── Input data
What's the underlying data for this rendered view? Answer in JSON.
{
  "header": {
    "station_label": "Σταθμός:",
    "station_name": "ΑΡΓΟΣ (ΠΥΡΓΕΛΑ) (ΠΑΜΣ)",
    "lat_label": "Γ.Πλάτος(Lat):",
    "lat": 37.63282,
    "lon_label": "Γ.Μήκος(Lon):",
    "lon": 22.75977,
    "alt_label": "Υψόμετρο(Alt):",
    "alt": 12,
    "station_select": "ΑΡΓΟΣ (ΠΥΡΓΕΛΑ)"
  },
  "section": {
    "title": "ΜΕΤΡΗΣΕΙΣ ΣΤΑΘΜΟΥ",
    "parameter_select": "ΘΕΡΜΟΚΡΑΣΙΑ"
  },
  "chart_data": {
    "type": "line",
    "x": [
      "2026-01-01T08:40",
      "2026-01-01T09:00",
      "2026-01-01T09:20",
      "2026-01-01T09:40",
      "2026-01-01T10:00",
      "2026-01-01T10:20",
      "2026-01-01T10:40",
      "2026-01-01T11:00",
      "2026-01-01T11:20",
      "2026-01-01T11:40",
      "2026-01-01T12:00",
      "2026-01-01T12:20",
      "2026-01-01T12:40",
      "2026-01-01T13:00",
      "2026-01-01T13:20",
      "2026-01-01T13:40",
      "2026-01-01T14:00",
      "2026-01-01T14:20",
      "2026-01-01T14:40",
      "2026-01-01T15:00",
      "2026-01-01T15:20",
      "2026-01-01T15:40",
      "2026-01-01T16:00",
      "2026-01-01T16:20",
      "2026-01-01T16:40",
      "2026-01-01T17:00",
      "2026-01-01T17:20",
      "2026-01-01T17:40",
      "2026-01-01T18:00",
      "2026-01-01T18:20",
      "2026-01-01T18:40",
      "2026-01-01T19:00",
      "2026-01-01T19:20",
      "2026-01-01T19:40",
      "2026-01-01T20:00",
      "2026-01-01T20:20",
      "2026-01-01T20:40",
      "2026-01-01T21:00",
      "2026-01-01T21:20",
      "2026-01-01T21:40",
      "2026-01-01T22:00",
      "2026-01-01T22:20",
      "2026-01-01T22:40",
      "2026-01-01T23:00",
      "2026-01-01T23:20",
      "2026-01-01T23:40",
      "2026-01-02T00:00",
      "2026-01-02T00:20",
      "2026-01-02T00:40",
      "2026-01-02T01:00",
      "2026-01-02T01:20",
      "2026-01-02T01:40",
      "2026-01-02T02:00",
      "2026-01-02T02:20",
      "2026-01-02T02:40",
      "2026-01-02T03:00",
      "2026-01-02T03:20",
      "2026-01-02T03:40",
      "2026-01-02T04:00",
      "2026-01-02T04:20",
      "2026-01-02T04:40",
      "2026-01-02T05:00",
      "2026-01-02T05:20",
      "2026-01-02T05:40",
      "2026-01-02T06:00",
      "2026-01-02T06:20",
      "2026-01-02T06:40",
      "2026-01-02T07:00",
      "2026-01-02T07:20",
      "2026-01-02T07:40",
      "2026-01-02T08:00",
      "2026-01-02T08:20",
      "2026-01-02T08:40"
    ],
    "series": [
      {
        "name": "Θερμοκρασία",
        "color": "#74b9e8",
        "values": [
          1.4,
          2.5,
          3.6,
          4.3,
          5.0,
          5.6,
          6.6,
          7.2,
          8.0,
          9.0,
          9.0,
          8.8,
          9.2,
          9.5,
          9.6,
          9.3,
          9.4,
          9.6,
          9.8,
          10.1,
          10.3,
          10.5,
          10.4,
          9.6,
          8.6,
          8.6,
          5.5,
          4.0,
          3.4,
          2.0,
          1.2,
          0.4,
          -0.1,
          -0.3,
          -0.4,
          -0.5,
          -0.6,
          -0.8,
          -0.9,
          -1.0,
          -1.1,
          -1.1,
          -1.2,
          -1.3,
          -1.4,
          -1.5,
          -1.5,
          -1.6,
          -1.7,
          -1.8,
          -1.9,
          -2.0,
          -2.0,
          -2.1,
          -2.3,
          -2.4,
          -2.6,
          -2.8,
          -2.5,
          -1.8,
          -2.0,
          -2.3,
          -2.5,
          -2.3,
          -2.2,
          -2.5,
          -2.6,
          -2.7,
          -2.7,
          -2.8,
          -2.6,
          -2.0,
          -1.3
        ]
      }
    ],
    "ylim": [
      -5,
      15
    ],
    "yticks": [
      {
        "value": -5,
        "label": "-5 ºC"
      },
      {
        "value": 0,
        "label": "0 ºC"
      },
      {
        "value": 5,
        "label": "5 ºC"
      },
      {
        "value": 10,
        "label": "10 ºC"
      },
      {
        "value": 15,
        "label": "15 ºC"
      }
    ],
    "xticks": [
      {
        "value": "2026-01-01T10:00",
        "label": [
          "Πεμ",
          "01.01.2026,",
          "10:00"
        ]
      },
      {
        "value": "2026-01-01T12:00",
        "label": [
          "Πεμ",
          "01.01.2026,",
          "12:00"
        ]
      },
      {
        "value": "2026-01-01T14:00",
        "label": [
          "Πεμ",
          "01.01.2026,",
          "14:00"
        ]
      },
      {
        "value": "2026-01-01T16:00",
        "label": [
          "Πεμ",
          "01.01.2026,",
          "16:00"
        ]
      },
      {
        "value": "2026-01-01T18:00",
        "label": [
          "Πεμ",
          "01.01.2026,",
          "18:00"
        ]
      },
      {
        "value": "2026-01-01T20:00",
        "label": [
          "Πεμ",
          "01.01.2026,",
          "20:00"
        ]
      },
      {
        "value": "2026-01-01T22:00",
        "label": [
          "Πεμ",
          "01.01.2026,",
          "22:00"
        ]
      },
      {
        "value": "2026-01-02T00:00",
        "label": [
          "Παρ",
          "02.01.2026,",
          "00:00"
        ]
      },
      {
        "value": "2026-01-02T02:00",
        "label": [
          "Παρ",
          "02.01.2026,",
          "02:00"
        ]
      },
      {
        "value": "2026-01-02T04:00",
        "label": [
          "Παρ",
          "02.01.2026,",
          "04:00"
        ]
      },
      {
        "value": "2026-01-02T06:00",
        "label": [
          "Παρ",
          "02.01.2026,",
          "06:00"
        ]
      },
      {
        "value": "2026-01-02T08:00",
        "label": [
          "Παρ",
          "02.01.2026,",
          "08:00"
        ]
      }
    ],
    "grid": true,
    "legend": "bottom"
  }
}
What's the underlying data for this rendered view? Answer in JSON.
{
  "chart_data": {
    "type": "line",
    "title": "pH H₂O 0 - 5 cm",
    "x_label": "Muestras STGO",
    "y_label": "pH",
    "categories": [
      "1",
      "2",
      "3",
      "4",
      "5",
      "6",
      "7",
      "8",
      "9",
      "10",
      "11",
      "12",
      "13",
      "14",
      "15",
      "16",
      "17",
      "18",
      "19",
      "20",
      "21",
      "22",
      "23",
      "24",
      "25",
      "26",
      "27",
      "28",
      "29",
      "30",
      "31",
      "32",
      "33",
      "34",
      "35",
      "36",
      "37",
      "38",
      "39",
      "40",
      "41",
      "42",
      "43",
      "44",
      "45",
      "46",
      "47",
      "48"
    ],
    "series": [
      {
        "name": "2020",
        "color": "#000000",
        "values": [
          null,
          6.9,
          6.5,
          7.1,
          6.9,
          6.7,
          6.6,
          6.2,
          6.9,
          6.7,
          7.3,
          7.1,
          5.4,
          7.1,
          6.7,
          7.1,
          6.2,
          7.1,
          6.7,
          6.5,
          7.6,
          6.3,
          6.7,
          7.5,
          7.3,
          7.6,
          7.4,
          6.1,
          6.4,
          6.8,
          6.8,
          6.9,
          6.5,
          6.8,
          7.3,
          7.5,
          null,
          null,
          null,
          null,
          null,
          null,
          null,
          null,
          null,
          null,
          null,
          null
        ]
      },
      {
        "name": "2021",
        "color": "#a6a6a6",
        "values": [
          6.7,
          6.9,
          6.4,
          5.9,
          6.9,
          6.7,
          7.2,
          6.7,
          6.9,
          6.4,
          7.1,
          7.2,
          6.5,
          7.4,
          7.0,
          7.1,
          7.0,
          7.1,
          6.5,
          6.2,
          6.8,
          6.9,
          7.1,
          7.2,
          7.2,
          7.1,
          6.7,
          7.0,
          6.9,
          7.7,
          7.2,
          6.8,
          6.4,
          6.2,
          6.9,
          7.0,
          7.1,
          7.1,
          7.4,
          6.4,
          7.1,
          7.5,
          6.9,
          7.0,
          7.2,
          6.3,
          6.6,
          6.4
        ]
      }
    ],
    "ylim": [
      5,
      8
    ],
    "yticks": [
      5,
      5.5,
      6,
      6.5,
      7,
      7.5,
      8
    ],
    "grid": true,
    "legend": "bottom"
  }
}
────
# Exercise
Where does the word "color" appear? Return each line that holds it.

# Result
        "color": "#74b9e8",
        "color": "#000000",
        "color": "#a6a6a6",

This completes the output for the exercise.